> **Written request**
Copy, in full, each line of the material that holds the word "true".

> **Provided material**
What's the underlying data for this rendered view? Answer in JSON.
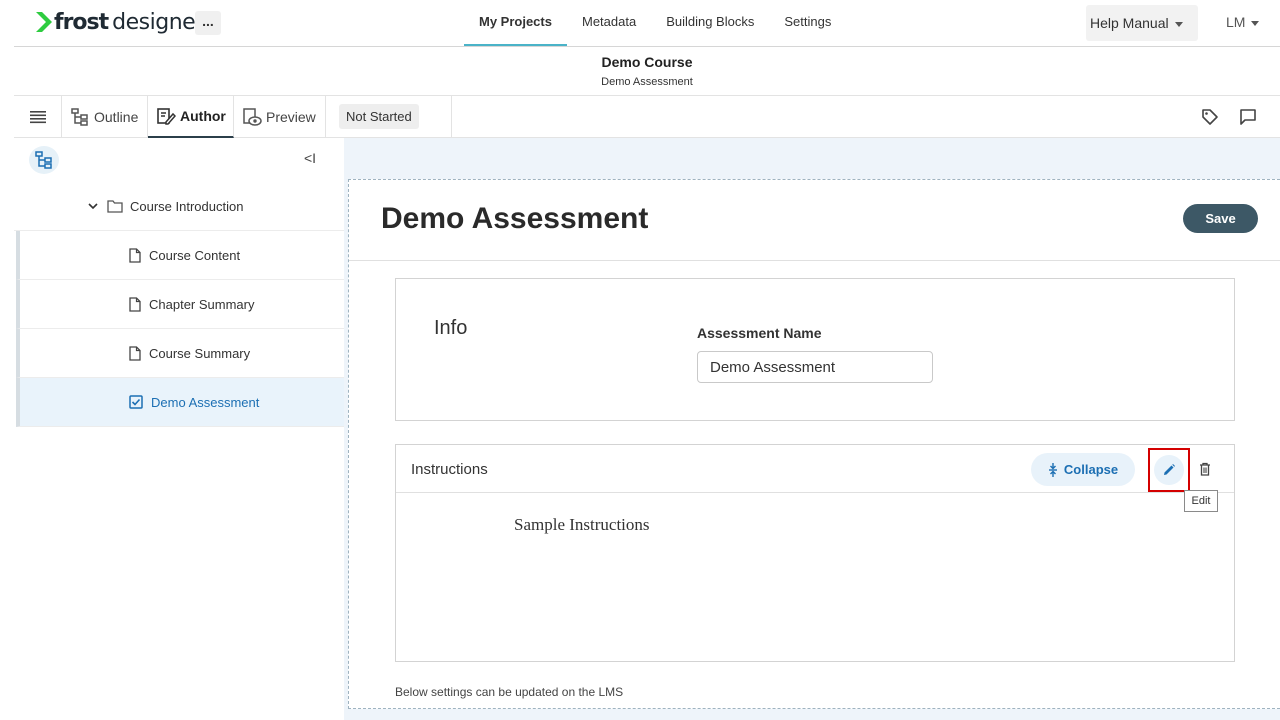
{
  "app": {
    "logo_bold": "frost",
    "logo_light": "designer",
    "more_label": "...",
    "nav_tabs": [
      {
        "label": "My Projects",
        "active": true
      },
      {
        "label": "Metadata",
        "active": false
      },
      {
        "label": "Building Blocks",
        "active": false
      },
      {
        "label": "Settings",
        "active": false
      }
    ],
    "help_label": "Help Manual",
    "user_initials": "LM",
    "accent_color": "#4ab3c8",
    "primary_color": "#3d5866"
  },
  "course": {
    "title": "Demo Course",
    "subtitle": "Demo Assessment"
  },
  "toolbar": {
    "menu_icon": "hamburger-icon",
    "tabs": [
      {
        "label": "Outline",
        "icon": "outline-tree-icon"
      },
      {
        "label": "Author",
        "icon": "author-edit-icon",
        "active": true
      },
      {
        "label": "Preview",
        "icon": "preview-eye-icon"
      }
    ],
    "status": "Not Started",
    "right_icons": [
      "tag-icon",
      "comment-icon"
    ]
  },
  "sidebar": {
    "collapse_glyph": "<I",
    "items": [
      {
        "label": "Course Introduction",
        "type": "folder",
        "expanded": true
      },
      {
        "label": "Course Content",
        "type": "page"
      },
      {
        "label": "Chapter Summary",
        "type": "page"
      },
      {
        "label": "Course Summary",
        "type": "page"
      },
      {
        "label": "Demo Assessment",
        "type": "assessment",
        "selected": true
      }
    ]
  },
  "main": {
    "title": "Demo Assessment",
    "save_label": "Save",
    "info": {
      "section_label": "Info",
      "field_label": "Assessment Name",
      "field_value": "Demo Assessment"
    },
    "instructions": {
      "title": "Instructions",
      "collapse_label": "Collapse",
      "edit_tooltip": "Edit",
      "body": "Sample Instructions"
    },
    "lms_note": "Below settings can be updated on the LMS"
  }
}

> **Response for this exercise**
        "active": true
        "active": true
        "expanded": true
        "selected": true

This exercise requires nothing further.